Source records start

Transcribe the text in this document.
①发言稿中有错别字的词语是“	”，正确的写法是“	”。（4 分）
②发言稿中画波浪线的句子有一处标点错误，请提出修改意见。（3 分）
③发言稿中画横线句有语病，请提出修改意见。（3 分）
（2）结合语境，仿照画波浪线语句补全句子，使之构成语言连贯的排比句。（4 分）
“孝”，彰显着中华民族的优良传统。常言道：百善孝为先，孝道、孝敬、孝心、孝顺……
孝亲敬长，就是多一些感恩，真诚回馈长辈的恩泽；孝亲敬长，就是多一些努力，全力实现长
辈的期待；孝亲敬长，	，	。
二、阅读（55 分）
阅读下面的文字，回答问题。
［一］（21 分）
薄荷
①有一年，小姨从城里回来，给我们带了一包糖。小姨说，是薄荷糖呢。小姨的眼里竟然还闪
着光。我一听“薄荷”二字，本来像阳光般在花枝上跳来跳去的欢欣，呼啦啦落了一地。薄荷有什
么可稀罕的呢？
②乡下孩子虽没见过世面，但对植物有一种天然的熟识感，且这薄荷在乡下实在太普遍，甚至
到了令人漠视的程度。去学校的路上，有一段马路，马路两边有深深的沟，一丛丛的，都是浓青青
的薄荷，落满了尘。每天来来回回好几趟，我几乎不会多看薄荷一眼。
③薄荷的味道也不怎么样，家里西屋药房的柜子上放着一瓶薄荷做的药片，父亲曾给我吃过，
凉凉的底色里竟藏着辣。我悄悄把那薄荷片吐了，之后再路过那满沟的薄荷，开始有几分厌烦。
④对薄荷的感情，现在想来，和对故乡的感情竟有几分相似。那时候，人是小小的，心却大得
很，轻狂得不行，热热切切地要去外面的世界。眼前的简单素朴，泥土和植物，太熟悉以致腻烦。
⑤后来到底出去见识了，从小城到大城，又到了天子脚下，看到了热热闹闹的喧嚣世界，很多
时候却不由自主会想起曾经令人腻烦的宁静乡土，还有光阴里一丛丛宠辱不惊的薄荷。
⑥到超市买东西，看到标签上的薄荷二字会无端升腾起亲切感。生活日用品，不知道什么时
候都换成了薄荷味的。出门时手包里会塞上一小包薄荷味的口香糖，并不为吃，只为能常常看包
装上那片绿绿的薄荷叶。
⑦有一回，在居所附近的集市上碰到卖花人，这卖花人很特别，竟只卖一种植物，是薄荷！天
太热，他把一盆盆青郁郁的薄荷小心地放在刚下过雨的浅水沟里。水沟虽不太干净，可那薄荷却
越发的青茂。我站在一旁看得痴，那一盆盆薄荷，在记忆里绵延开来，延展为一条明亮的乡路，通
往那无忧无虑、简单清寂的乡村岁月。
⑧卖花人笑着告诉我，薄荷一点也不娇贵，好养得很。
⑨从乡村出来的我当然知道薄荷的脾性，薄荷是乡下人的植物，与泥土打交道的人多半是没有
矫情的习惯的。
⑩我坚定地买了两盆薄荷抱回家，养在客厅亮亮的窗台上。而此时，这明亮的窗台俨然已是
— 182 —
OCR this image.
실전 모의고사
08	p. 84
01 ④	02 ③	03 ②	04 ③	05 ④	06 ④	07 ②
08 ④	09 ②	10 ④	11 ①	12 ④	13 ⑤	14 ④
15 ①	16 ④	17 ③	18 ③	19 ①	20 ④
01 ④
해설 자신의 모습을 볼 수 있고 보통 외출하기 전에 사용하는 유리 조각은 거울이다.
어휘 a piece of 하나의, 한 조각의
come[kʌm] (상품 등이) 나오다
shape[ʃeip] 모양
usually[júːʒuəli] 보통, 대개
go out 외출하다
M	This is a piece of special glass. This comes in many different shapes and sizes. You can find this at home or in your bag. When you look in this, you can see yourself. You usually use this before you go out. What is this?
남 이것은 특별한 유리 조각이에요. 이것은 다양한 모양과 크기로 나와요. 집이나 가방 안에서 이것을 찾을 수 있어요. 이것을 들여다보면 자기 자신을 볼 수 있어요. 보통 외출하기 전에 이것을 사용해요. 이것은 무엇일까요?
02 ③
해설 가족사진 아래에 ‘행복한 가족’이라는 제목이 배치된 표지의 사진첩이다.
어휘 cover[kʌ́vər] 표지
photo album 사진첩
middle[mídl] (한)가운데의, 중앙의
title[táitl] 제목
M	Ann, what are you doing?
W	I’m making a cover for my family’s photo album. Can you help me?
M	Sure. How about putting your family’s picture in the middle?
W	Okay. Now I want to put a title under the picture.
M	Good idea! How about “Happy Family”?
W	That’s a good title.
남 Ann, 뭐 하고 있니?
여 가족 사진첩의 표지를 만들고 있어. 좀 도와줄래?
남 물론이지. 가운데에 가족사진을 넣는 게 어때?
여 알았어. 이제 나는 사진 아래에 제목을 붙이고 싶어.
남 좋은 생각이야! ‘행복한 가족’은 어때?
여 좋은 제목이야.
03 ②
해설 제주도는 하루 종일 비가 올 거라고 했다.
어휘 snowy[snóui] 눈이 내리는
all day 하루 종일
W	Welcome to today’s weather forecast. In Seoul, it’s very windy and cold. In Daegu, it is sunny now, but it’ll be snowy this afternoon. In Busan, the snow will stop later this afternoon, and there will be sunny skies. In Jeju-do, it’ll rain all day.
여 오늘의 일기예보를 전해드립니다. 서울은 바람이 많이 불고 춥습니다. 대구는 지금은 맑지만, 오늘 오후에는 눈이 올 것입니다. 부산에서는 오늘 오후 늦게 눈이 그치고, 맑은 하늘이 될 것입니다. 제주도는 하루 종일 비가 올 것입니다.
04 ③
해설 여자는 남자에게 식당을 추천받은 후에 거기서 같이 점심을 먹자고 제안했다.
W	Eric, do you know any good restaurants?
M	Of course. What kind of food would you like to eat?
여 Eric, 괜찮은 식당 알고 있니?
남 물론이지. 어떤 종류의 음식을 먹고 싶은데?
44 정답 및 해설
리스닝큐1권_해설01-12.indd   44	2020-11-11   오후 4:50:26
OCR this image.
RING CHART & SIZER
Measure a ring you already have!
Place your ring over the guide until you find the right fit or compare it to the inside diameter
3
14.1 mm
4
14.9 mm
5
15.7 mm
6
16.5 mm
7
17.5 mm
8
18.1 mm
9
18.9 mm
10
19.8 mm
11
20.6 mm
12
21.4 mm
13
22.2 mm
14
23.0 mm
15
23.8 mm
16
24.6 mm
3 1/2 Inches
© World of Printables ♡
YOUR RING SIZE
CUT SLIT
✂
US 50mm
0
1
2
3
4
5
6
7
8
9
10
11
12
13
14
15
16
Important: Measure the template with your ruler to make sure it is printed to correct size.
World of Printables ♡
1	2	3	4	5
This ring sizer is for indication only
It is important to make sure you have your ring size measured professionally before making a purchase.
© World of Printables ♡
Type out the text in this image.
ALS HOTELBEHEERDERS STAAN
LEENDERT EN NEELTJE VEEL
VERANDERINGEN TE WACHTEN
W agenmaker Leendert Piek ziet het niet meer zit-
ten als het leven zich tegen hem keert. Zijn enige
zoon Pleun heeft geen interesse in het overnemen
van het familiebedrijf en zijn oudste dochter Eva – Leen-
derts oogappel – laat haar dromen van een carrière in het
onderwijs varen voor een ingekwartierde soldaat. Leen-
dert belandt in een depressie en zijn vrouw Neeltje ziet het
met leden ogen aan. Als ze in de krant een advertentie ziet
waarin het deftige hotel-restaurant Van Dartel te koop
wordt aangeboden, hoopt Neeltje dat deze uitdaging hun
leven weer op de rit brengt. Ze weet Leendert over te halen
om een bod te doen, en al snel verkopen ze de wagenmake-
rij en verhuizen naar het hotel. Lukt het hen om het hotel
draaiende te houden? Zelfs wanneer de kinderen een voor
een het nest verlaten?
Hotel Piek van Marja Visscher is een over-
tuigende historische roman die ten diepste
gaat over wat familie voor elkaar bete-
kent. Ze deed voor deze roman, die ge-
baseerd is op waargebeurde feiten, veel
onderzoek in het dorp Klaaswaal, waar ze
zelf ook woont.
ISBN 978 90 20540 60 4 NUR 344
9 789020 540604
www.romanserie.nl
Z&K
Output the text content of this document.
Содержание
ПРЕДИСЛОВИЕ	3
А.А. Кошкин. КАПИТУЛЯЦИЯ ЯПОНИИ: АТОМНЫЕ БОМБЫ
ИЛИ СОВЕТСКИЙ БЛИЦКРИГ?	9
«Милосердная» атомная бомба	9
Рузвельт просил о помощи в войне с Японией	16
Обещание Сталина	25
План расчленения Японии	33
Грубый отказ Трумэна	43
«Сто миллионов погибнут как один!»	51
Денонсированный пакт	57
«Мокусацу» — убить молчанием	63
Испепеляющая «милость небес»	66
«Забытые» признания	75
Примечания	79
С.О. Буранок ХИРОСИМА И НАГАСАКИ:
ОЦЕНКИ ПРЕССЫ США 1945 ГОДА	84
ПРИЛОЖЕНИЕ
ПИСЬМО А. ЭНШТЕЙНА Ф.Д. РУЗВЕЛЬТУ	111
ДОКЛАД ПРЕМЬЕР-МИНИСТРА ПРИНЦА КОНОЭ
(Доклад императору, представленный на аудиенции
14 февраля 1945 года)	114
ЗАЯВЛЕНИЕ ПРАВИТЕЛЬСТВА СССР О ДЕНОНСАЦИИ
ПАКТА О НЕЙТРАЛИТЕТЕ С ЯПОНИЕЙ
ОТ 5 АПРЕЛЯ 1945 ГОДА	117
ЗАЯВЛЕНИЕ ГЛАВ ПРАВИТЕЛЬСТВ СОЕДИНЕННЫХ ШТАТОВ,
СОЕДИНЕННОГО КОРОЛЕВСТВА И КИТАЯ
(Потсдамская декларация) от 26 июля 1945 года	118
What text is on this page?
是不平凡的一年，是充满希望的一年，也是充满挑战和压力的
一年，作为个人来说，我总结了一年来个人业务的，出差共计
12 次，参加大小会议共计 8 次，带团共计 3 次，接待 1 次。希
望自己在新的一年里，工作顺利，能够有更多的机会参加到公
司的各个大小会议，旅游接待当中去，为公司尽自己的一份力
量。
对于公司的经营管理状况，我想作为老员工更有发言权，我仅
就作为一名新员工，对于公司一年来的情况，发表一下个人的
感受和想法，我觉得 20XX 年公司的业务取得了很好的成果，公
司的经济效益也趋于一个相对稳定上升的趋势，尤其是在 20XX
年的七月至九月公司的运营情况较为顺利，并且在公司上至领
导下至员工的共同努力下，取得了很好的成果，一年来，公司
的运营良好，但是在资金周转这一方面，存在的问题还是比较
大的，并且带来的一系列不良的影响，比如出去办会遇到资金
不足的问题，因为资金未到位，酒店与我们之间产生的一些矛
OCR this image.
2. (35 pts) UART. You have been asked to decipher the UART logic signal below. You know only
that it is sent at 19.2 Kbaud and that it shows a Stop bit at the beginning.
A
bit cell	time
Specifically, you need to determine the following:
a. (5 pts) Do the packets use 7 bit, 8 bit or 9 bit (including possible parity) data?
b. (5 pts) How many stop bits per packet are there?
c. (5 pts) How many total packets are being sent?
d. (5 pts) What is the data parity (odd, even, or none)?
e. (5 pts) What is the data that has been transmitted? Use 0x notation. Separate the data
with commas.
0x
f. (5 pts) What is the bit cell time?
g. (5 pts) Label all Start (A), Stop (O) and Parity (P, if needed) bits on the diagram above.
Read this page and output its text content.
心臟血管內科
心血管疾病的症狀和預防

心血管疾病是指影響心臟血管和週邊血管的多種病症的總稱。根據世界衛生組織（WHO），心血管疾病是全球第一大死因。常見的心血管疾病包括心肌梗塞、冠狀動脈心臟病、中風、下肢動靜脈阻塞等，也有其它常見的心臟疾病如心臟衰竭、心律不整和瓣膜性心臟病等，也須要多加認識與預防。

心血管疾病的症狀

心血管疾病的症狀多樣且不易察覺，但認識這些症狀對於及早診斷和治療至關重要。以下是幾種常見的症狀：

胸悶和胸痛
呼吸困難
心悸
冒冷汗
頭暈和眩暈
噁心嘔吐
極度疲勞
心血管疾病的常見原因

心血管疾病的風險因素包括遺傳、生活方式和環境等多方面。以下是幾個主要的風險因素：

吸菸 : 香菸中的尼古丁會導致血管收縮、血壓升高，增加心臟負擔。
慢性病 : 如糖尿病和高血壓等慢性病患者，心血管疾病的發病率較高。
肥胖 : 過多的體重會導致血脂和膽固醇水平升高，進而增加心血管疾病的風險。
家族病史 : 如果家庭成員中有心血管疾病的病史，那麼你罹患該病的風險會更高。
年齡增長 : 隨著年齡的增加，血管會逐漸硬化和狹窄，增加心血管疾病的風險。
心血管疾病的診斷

Source records end

Copy out each line of the data containing the string "ziet".

W agenmaker Leendert Piek ziet het niet meer zit-
dert belandt in een depressie en zijn vrouw Neeltje ziet het
met leden ogen aan. Als ze in de krant een advertentie ziet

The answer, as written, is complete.